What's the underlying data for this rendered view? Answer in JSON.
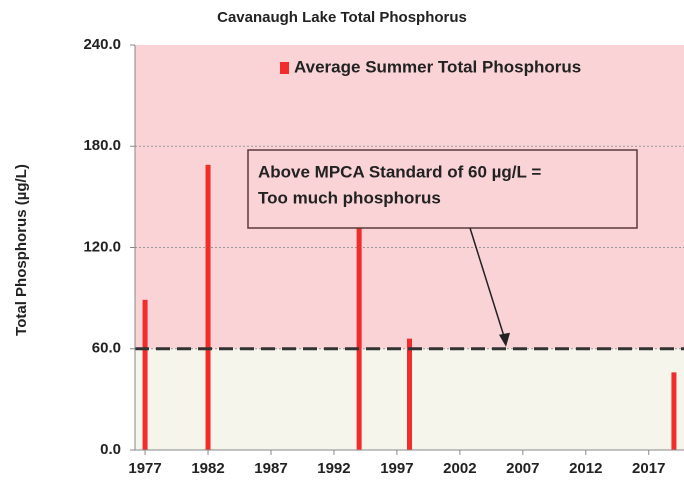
{
  "chart_data": {
    "type": "bar",
    "title": "Cavanaugh Lake Total Phosphorus",
    "y_label": "Total Phosphorus (µg/L)",
    "x": [
      1977,
      1982,
      1994,
      1998,
      2019
    ],
    "series": [
      {
        "name": "Average Summer Total Phosphorus",
        "color": "#f22b2b",
        "values": [
          89,
          169,
          135,
          66,
          46
        ]
      }
    ],
    "xlim": [
      1976.2,
      2019.8
    ],
    "xticks": [
      1977,
      1982,
      1987,
      1992,
      1997,
      2002,
      2007,
      2012,
      2017
    ],
    "ylim": [
      0,
      240
    ],
    "yticks": [
      {
        "value": 0,
        "label": "0.0"
      },
      {
        "value": 60,
        "label": "60.0"
      },
      {
        "value": 120,
        "label": "120.0"
      },
      {
        "value": 180,
        "label": "180.0"
      },
      {
        "value": 240,
        "label": "240.0"
      }
    ],
    "grid": true,
    "legend": "top",
    "standard": 60,
    "annotation": [
      "Above MPCA Standard of 60 µg/L =",
      "Too much phosphorus"
    ]
  }
}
──────
## WHAT IS ASKED
What is the number of lines holding the word "Total"? State it alone.

## FULL RESPONSE
3